*What to produce:* Report how many lines hold the word "description"; give nothing but the number.

□ □ □ □

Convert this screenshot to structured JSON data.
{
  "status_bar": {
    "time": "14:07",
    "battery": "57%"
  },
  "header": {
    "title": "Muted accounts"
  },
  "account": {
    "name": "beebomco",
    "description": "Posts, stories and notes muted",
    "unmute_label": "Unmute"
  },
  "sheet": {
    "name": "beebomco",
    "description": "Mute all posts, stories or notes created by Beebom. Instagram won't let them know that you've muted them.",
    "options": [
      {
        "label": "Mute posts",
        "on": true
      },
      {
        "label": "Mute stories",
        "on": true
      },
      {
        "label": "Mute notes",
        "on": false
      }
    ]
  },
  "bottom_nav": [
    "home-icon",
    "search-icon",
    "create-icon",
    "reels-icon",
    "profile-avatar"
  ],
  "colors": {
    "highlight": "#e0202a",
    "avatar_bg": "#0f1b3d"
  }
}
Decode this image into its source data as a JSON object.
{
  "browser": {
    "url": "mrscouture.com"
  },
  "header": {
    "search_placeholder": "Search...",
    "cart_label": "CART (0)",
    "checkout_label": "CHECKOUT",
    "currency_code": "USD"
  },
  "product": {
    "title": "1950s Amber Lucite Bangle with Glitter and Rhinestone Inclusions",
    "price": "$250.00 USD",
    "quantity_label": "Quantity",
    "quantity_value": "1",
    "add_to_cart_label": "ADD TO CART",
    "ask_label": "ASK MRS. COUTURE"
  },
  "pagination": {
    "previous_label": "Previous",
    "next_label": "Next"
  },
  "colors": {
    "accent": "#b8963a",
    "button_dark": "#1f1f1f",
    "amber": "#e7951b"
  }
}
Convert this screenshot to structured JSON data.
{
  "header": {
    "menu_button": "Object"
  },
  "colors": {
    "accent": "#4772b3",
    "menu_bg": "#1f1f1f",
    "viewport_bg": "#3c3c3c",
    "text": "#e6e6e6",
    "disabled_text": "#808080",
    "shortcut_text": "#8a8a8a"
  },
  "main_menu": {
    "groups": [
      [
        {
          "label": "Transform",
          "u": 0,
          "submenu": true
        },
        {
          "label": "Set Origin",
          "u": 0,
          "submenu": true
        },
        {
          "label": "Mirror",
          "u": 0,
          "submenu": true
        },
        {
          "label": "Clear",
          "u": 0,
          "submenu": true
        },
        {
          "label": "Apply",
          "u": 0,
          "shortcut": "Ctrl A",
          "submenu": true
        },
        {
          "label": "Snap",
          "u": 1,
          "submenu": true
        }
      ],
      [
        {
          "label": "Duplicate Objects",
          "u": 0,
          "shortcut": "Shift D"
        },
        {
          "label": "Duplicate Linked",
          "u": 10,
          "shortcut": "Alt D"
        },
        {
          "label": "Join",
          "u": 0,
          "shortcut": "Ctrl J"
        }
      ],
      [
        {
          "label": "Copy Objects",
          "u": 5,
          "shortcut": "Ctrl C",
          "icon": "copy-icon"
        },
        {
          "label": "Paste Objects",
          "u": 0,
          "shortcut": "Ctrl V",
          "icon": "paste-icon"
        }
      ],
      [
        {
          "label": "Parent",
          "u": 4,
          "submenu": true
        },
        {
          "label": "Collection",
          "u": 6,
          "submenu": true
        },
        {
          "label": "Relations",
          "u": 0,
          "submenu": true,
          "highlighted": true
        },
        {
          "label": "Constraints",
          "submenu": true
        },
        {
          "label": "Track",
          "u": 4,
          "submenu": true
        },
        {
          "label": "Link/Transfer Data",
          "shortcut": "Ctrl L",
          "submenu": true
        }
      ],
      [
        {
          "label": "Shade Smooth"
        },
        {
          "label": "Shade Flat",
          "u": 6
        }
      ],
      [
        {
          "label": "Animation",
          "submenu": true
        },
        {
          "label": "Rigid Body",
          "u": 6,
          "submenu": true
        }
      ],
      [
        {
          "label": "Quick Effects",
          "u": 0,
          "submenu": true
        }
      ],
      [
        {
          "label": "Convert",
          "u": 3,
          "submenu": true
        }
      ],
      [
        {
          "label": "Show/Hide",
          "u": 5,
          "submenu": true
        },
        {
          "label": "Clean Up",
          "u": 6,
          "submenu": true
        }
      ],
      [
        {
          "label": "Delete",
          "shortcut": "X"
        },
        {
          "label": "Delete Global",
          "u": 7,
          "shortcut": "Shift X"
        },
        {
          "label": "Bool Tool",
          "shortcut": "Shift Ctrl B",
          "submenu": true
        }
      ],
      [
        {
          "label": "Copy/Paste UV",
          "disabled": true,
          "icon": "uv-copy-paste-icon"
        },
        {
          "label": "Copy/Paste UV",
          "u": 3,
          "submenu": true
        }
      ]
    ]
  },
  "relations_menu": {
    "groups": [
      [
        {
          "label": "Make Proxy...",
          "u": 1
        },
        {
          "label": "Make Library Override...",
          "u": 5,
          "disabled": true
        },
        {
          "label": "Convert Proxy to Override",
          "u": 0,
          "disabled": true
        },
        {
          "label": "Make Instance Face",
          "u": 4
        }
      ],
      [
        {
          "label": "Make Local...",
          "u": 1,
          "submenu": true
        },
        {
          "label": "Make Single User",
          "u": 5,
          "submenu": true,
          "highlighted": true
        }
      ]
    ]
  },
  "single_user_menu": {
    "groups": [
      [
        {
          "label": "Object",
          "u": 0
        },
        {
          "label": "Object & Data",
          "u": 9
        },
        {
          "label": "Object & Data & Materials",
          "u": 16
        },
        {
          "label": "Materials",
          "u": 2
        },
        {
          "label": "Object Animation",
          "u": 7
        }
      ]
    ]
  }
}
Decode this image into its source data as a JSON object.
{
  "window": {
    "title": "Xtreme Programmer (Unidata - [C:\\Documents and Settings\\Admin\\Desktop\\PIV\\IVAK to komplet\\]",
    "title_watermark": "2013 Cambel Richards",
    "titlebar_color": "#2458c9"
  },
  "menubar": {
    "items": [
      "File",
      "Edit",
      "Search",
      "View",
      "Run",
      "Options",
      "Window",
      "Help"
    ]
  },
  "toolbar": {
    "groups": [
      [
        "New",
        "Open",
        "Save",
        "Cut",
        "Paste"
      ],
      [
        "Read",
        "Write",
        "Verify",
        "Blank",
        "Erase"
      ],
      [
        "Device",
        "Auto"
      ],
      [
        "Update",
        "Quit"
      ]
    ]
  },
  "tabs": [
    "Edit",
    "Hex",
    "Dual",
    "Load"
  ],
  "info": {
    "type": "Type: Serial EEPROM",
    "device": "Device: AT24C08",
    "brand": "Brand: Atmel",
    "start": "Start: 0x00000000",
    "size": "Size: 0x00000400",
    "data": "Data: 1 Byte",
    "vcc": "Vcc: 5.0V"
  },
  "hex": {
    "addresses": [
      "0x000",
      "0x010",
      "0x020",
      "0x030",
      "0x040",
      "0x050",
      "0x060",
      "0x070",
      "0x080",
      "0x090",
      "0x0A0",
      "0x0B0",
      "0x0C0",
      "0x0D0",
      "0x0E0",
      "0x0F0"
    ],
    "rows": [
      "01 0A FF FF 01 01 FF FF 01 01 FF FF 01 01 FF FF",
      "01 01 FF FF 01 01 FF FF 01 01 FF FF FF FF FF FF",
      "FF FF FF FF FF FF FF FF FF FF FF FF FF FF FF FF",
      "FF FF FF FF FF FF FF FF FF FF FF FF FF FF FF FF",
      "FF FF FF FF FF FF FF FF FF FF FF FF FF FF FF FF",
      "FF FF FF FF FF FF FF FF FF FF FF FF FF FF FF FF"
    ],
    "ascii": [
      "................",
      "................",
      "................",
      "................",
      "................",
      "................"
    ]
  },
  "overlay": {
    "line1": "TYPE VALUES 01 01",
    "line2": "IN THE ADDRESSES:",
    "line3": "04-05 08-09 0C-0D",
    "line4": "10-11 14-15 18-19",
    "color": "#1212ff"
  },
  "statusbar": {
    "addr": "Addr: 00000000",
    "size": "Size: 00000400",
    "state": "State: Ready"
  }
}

□ □ □ □

*Solution:* 2